(Source records)
------------------------------------------------------------------------

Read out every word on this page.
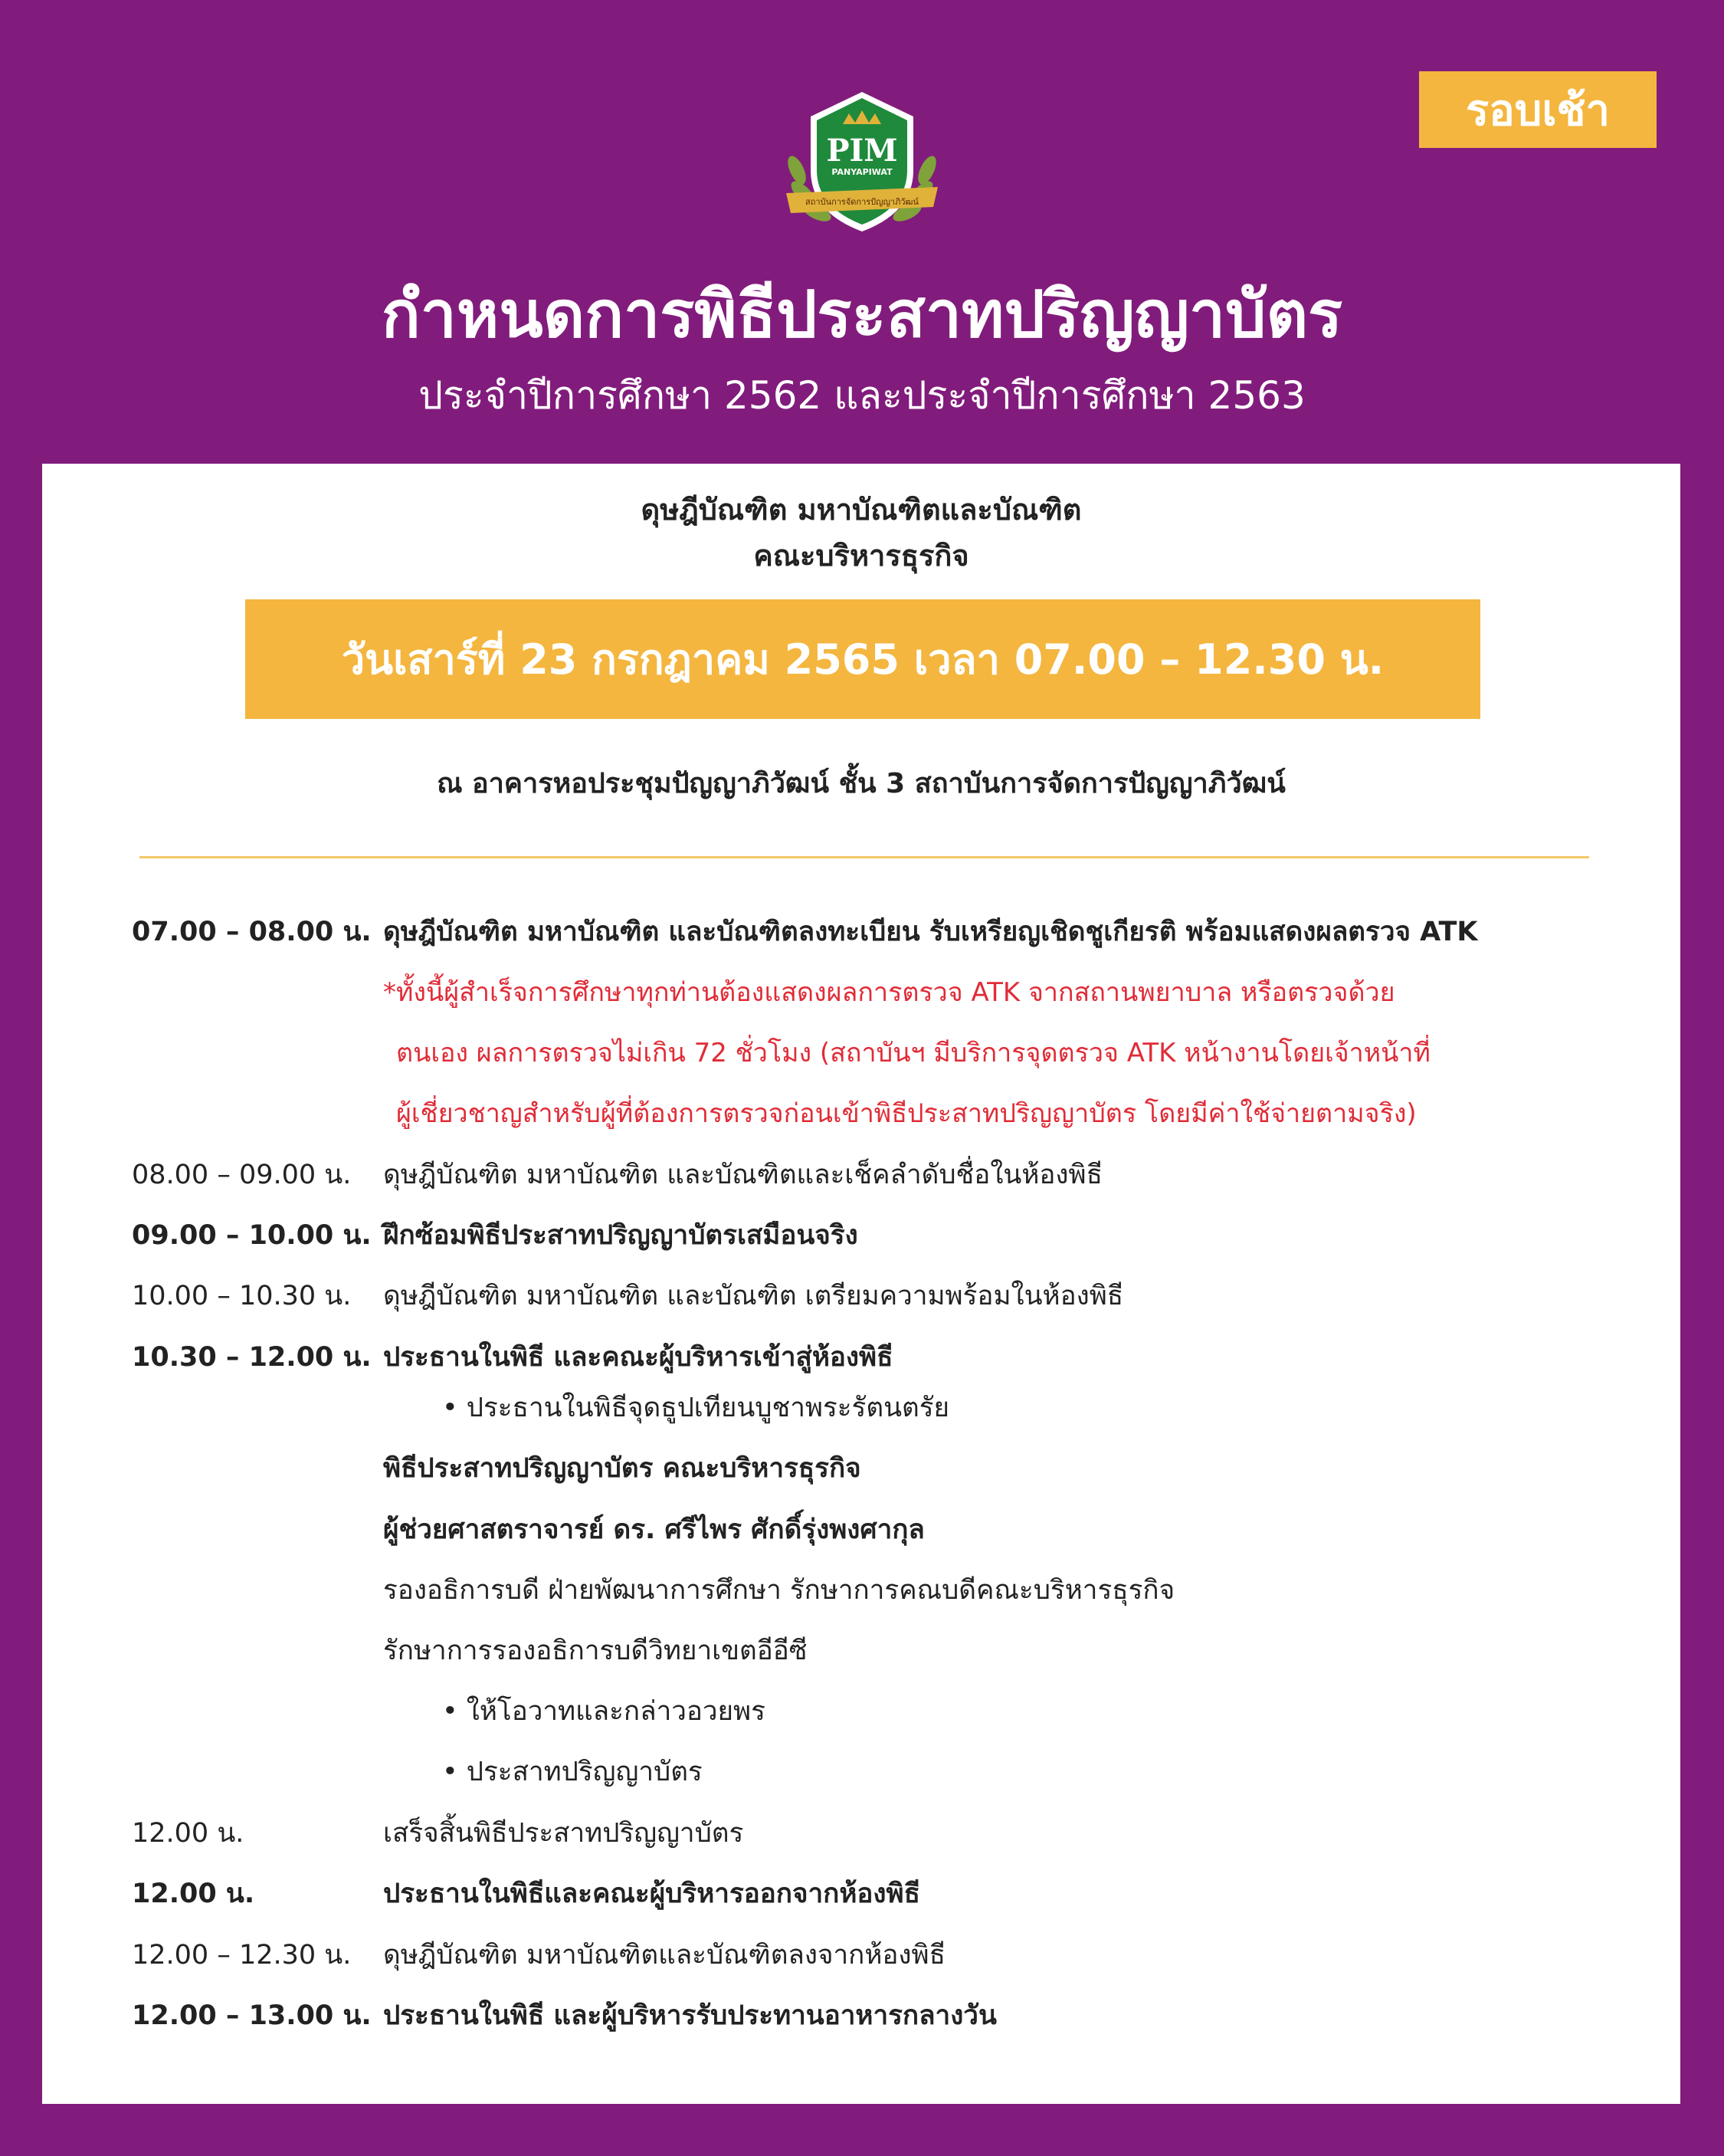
รอบเช้า
PIM
PANYAPIWAT
สถาบันการจัดการปัญญาภิวัฒน์
กำหนดการพิธีประสาทปริญญาบัตร
ประจำปีการศึกษา 2562 และประจำปีการศึกษา 2563
ดุษฎีบัณฑิต มหาบัณฑิตและบัณฑิต
คณะบริหารธุรกิจ
วันเสาร์ที่ 23 กรกฎาคม 2565 เวลา 07.00 – 12.30 น.
ณ อาคารหอประชุมปัญญาภิวัฒน์ ชั้น 3 สถาบันการจัดการปัญญาภิวัฒน์
07.00 – 08.00 น. ดุษฎีบัณฑิต มหาบัณฑิต และบัณฑิตลงทะเบียน รับเหรียญเชิดชูเกียรติ พร้อมแสดงผลตรวจ ATK
*ทั้งนี้ผู้สำเร็จการศึกษาทุกท่านต้องแสดงผลการตรวจ ATK จากสถานพยาบาล หรือตรวจด้วย
ตนเอง ผลการตรวจไม่เกิน 72 ชั่วโมง (สถาบันฯ มีบริการจุดตรวจ ATK หน้างานโดยเจ้าหน้าที่
ผู้เชี่ยวชาญสำหรับผู้ที่ต้องการตรวจก่อนเข้าพิธีประสาทปริญญาบัตร โดยมีค่าใช้จ่ายตามจริง)
08.00 – 09.00 น.	ดุษฎีบัณฑิต มหาบัณฑิต และบัณฑิตและเช็คลำดับชื่อในห้องพิธี
09.00 – 10.00 น. ฝึกซ้อมพิธีประสาทปริญญาบัตรเสมือนจริง
10.00 – 10.30 น.	ดุษฎีบัณฑิต มหาบัณฑิต และบัณฑิต เตรียมความพร้อมในห้องพิธี
10.30 – 12.00 น. ประธานในพิธี และคณะผู้บริหารเข้าสู่ห้องพิธี
• ประธานในพิธีจุดธูปเทียนบูชาพระรัตนตรัย
พิธีประสาทปริญญาบัตร คณะบริหารธุรกิจ
ผู้ช่วยศาสตราจารย์ ดร. ศรีไพร ศักดิ์รุ่งพงศากุล
รองอธิการบดี ฝ่ายพัฒนาการศึกษา รักษาการคณบดีคณะบริหารธุรกิจ
รักษาการรองอธิการบดีวิทยาเขตอีอีซี
• ให้โอวาทและกล่าวอวยพร
• ประสาทปริญญาบัตร
12.00 น.	เสร็จสิ้นพิธีประสาทปริญญาบัตร
12.00 น.	ประธานในพิธีและคณะผู้บริหารออกจากห้องพิธี
12.00 – 12.30 น.	ดุษฎีบัณฑิต มหาบัณฑิตและบัณฑิตลงจากห้องพิธี
12.00 – 13.00 น. ประธานในพิธี และผู้บริหารรับประทานอาหารกลางวัน
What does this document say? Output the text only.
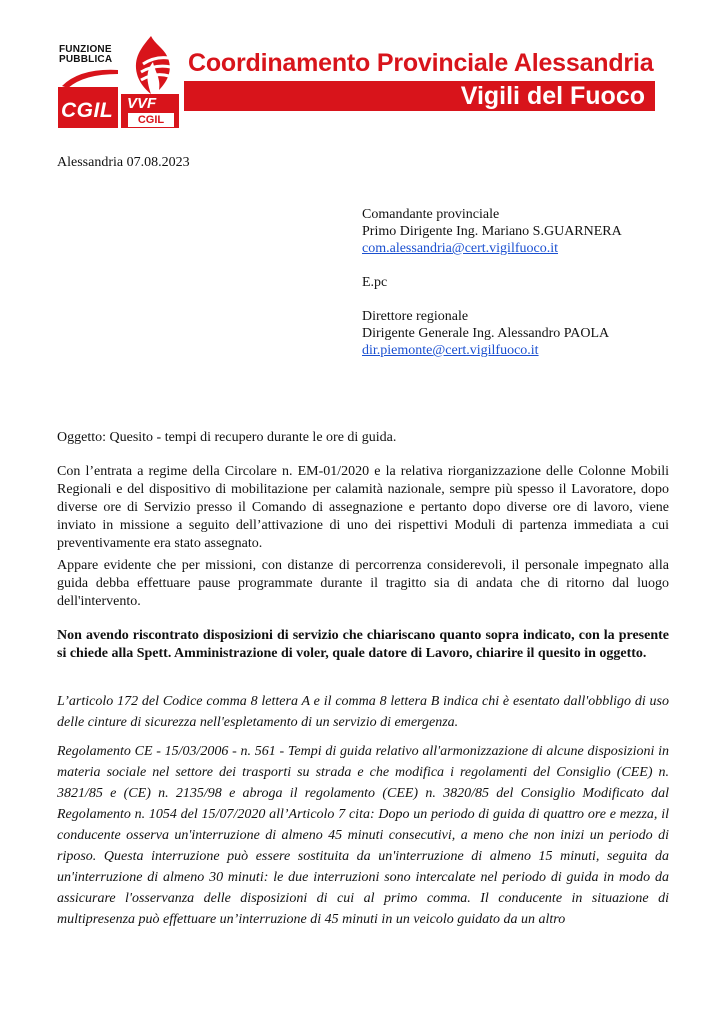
FUNZIONE
PUBBLICA
CGIL VVF
CGIL
Coordinamento Provinciale Alessandria
Vigili del Fuoco
Alessandria 07.08.2023
Comandante provinciale
Primo Dirigente Ing. Mariano S.GUARNERA
com.alessandria@cert.vigilfuoco.it
E.pc
Direttore regionale
Dirigente Generale Ing. Alessandro PAOLA
dir.piemonte@cert.vigilfuoco.it
Oggetto: Quesito - tempi di recupero durante le ore di guida.
Con l’entrata a regime della Circolare n. EM-01/2020 e la relativa riorganizzazione delle Colonne Mobili Regionali e del dispositivo di mobilitazione per calamità nazionale, sempre più spesso il Lavoratore, dopo diverse ore di Servizio presso il Comando di assegnazione e pertanto dopo diverse ore di lavoro, viene inviato in missione a seguito dell’attivazione di uno dei rispettivi Moduli di partenza immediata a cui preventivamente era stato assegnato.
Appare evidente che per missioni, con distanze di percorrenza considerevoli, il personale impegnato alla guida debba effettuare pause programmate durante il tragitto sia di andata che di ritorno dal luogo dell'intervento.
Non avendo riscontrato disposizioni di servizio che chiariscano quanto sopra indicato, con la presente si chiede alla Spett. Amministrazione di voler, quale datore di Lavoro, chiarire il quesito in oggetto.
L’articolo 172 del Codice comma 8 lettera A e il comma 8 lettera B indica chi è esentato dall'obbligo di uso delle cinture di sicurezza nell'espletamento di un servizio di emergenza.
Regolamento CE - 15/03/2006 - n. 561 - Tempi di guida relativo all'armonizzazione di alcune disposizioni in materia sociale nel settore dei trasporti su strada e che modifica i regolamenti del Consiglio (CEE) n. 3821/85 e (CE) n. 2135/98 e abroga il regolamento (CEE) n. 3820/85 del Consiglio Modificato dal Regolamento n. 1054 del 15/07/2020 all’Articolo 7 cita: Dopo un periodo di guida di quattro ore e mezza, il conducente osserva un'interruzione di almeno 45 minuti consecutivi, a meno che non inizi un periodo di riposo. Questa interruzione può essere sostituita da un'interruzione di almeno 15 minuti, seguita da un'interruzione di almeno 30 minuti: le due interruzioni sono intercalate nel periodo di guida in modo da assicurare l'osservanza delle disposizioni di cui al primo comma. Il conducente in situazione di multipresenza può effettuare un’interruzione di 45 minuti in un veicolo guidato da un altro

------------------------------------------------------------------------

Task to complete —
From the listing above, copy every line that holds the string "vigilfuoco".

Written response —
com.alessandria@cert.vigilfuoco.it
dir.piemonte@cert.vigilfuoco.it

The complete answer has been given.